* _Stated goal_:
Every entry that follows should be repeated exactly; drop the images.

* _Data shown_:
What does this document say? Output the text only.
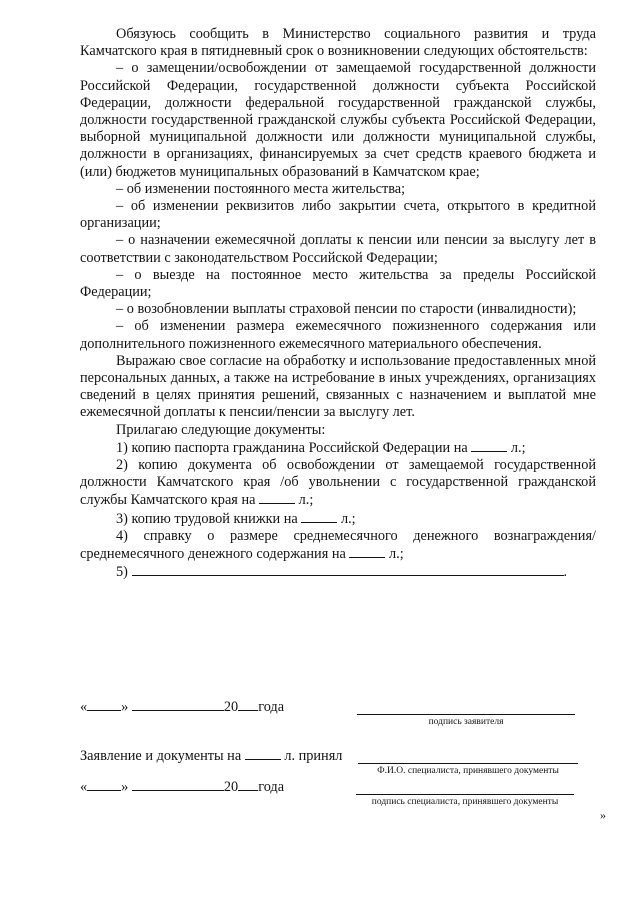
Обязуюсь сообщить в Министерство социального развития и труда Камчатского края в пятидневный срок о возникновении следующих обстоятельств:

– о замещении/освобождении от замещаемой государственной должности Российской Федерации, государственной должности субъекта Российской Федерации, должности федеральной государственной гражданской службы, должности государственной гражданской службы субъекта Российской Федерации, выборной муниципальной должности или должности муниципальной службы, должности в организациях, финансируемых за счет средств краевого бюджета и (или) бюджетов муниципальных образований в Камчатском крае;

– об изменении постоянного места жительства;

– об изменении реквизитов либо закрытии счета, открытого в кредитной организации;

– о назначении ежемесячной доплаты к пенсии или пенсии за выслугу лет в соответствии с законодательством Российской Федерации;

– о выезде на постоянное место жительства за пределы Российской Федерации;

– о возобновлении выплаты страховой пенсии по старости (инвалидности);

– об изменении размера ежемесячного пожизненного содержания или дополнительного пожизненного ежемесячного материального обеспечения.

Выражаю свое согласие на обработку и использование предоставленных мной персональных данных, а также на истребование в иных учреждениях, организациях сведений в целях принятия решений, связанных с назначением и выплатой мне ежемесячной доплаты к пенсии/пенсии за выслугу лет.

Прилагаю следующие документы:

1) копию паспорта гражданина Российской Федерации на	л.;

2) копию документа об освобождении от замещаемой государственной должности Камчатского края /об увольнении с государственной гражданской службы Камчатского края на	л.;

3) копию трудовой книжки на	л.;

4) справку о размере среднемесячного денежного вознаграждения/среднемесячного денежного содержания на	л.;

5)	.

« »	20 года
подпись заявителя
Заявление и документы на	л. принял
Ф.И.О. специалиста, принявшего документы
« »	20 года
подпись специалиста, принявшего документы
»
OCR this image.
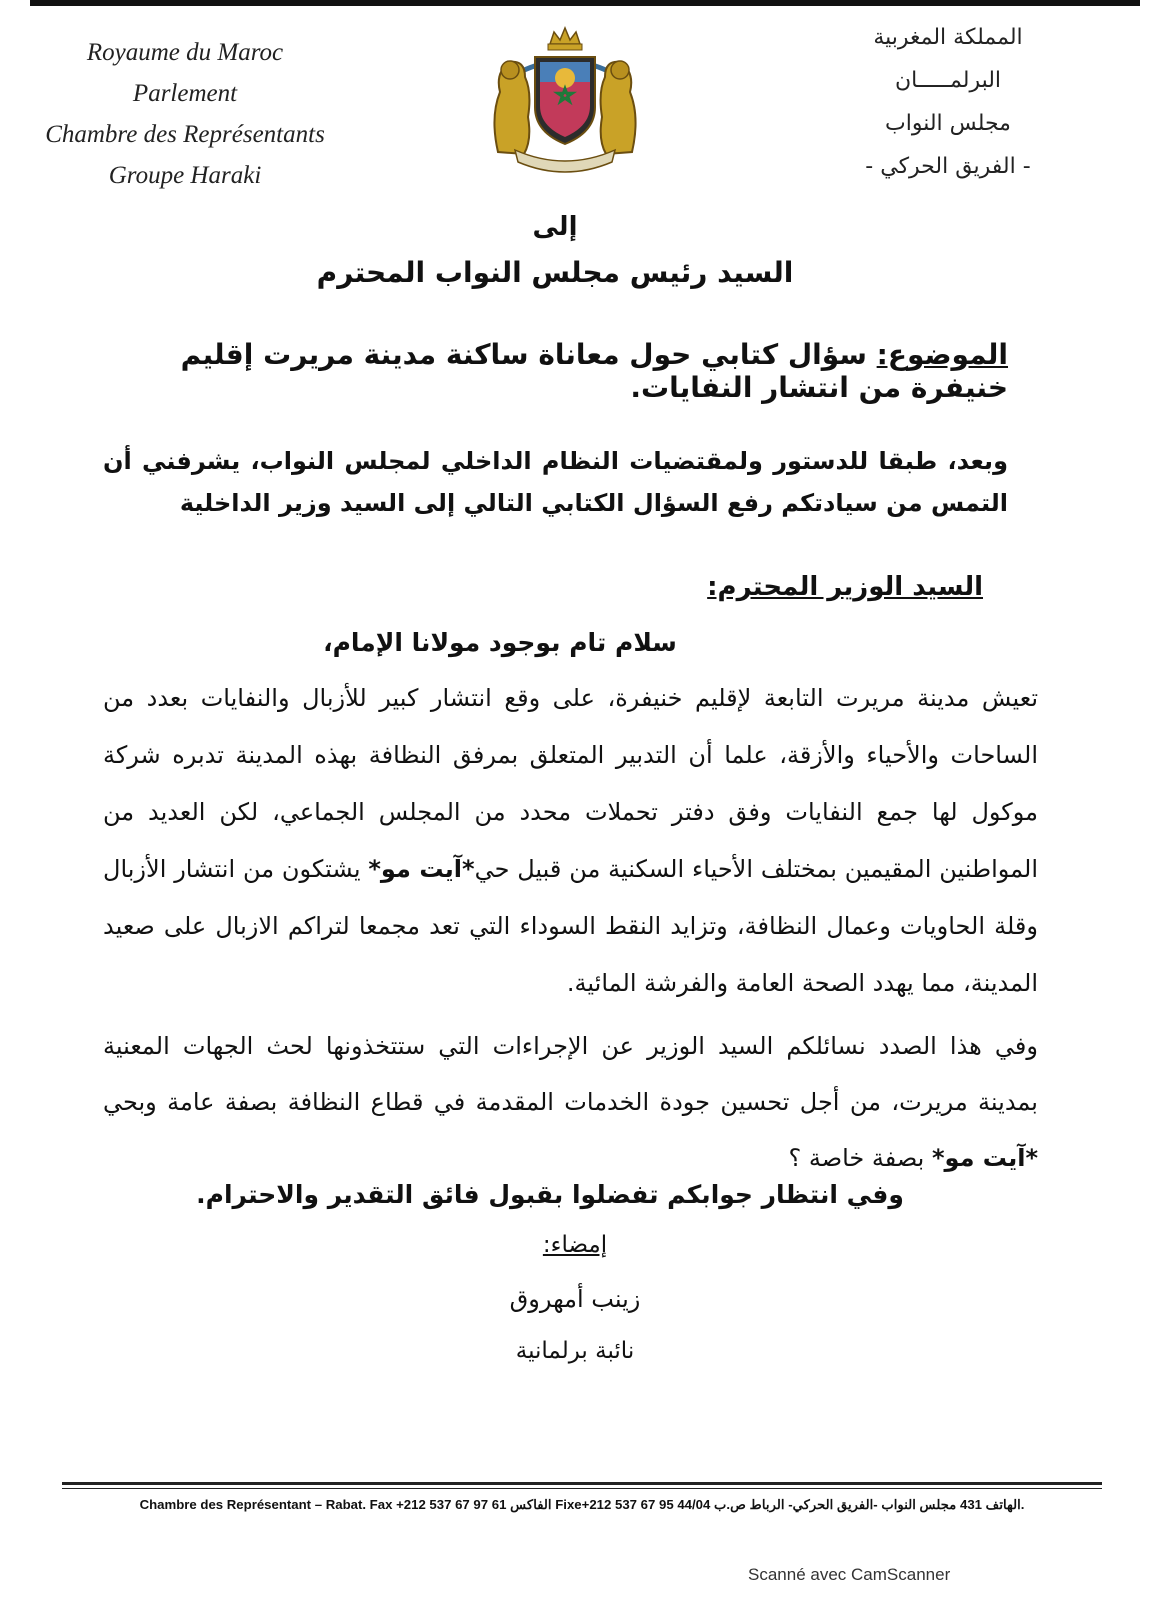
Royaume du Maroc
Parlement
Chambre des Représentants
Groupe Haraki
المملكة المغربية
البرلمـــــان
مجلس النواب
- الفريق الحركي -
إلى
السيد رئيس مجلس النواب المحترم
الموضوع: سؤال كتابي حول معاناة ساكنة مدينة مريرت إقليم خنيفرة من انتشار النفايات.
وبعد، طبقا للدستور ولمقتضيات النظام الداخلي لمجلس النواب، يشرفني أن التمس من سيادتكم رفع السؤال الكتابي التالي إلى السيد وزير الداخلية
السيد الوزير المحترم:
سلام تام بوجود مولانا الإمام،
تعيش مدينة مريرت التابعة لإقليم خنيفرة، على وقع انتشار كبير للأزبال والنفايات بعدد من الساحات والأحياء والأزقة، علما أن التدبير المتعلق بمرفق النظافة بهذه المدينة تدبره شركة موكول لها جمع النفايات وفق دفتر تحملات محدد من المجلس الجماعي، لكن العديد من المواطنين المقيمين بمختلف الأحياء السكنية من قبيل حي*آيت مو* يشتكون من انتشار الأزبال وقلة الحاويات وعمال النظافة، وتزايد النقط السوداء التي تعد مجمعا لتراكم الازبال على صعيد المدينة، مما يهدد الصحة العامة والفرشة المائية.
وفي هذا الصدد نسائلكم السيد الوزير عن الإجراءات التي ستتخذونها لحث الجهات المعنية بمدينة مريرت، من أجل تحسين جودة الخدمات المقدمة في قطاع النظافة بصفة عامة وبحي *آيت مو* بصفة خاصة ؟
وفي انتظار جوابكم تفضلوا بقبول فائق التقدير والاحترام.
إمضاء:
زينب أمهروق
نائبة برلمانية
Chambre des Représentant – Rabat. Fax +212 537 67 97 61 الفاكس Fixe+212 537 67 95 44/04 الهاتف 431 مجلس النواب -الفريق الحركي- الرباط ص.ب.
Scanné avec CamScanner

* _Full answer_:
What does this document say? Output the text only.
Обязуюсь сообщить в Министерство социального развития и труда Камчатского края в пятидневный срок о возникновении следующих обстоятельств:

– о замещении/освобождении от замещаемой государственной должности Российской Федерации, государственной должности субъекта Российской Федерации, должности федеральной государственной гражданской службы, должности государственной гражданской службы субъекта Российской Федерации, выборной муниципальной должности или должности муниципальной службы, должности в организациях, финансируемых за счет средств краевого бюджета и (или) бюджетов муниципальных образований в Камчатском крае;

– об изменении постоянного места жительства;

– об изменении реквизитов либо закрытии счета, открытого в кредитной организации;

– о назначении ежемесячной доплаты к пенсии или пенсии за выслугу лет в соответствии с законодательством Российской Федерации;

– о выезде на постоянное место жительства за пределы Российской Федерации;

– о возобновлении выплаты страховой пенсии по старости (инвалидности);

– об изменении размера ежемесячного пожизненного содержания или дополнительного пожизненного ежемесячного материального обеспечения.

Выражаю свое согласие на обработку и использование предоставленных мной персональных данных, а также на истребование в иных учреждениях, организациях сведений в целях принятия решений, связанных с назначением и выплатой мне ежемесячной доплаты к пенсии/пенсии за выслугу лет.

Прилагаю следующие документы:

1) копию паспорта гражданина Российской Федерации на	л.;

2) копию документа об освобождении от замещаемой государственной должности Камчатского края /об увольнении с государственной гражданской службы Камчатского края на	л.;

3) копию трудовой книжки на	л.;

4) справку о размере среднемесячного денежного вознаграждения/среднемесячного денежного содержания на	л.;

5)	.

« »	20 года
подпись заявителя
Заявление и документы на	л. принял
Ф.И.О. специалиста, принявшего документы
« »	20 года
подпись специалиста, принявшего документы
»
OCR this image.
Royaume du Maroc
Parlement
Chambre des Représentants
Groupe Haraki
المملكة المغربية
البرلمـــــان
مجلس النواب
- الفريق الحركي -
إلى
السيد رئيس مجلس النواب المحترم
الموضوع: سؤال كتابي حول معاناة ساكنة مدينة مريرت إقليم خنيفرة من انتشار النفايات.
وبعد، طبقا للدستور ولمقتضيات النظام الداخلي لمجلس النواب، يشرفني أن التمس من سيادتكم رفع السؤال الكتابي التالي إلى السيد وزير الداخلية
السيد الوزير المحترم:
سلام تام بوجود مولانا الإمام،
تعيش مدينة مريرت التابعة لإقليم خنيفرة، على وقع انتشار كبير للأزبال والنفايات بعدد من الساحات والأحياء والأزقة، علما أن التدبير المتعلق بمرفق النظافة بهذه المدينة تدبره شركة موكول لها جمع النفايات وفق دفتر تحملات محدد من المجلس الجماعي، لكن العديد من المواطنين المقيمين بمختلف الأحياء السكنية من قبيل حي*آيت مو* يشتكون من انتشار الأزبال وقلة الحاويات وعمال النظافة، وتزايد النقط السوداء التي تعد مجمعا لتراكم الازبال على صعيد المدينة، مما يهدد الصحة العامة والفرشة المائية.
وفي هذا الصدد نسائلكم السيد الوزير عن الإجراءات التي ستتخذونها لحث الجهات المعنية بمدينة مريرت، من أجل تحسين جودة الخدمات المقدمة في قطاع النظافة بصفة عامة وبحي *آيت مو* بصفة خاصة ؟
وفي انتظار جوابكم تفضلوا بقبول فائق التقدير والاحترام.
إمضاء:
زينب أمهروق
نائبة برلمانية
Chambre des Représentant – Rabat. Fax +212 537 67 97 61 الفاكس Fixe+212 537 67 95 44/04 الهاتف 431 مجلس النواب -الفريق الحركي- الرباط ص.ب.
Scanné avec CamScanner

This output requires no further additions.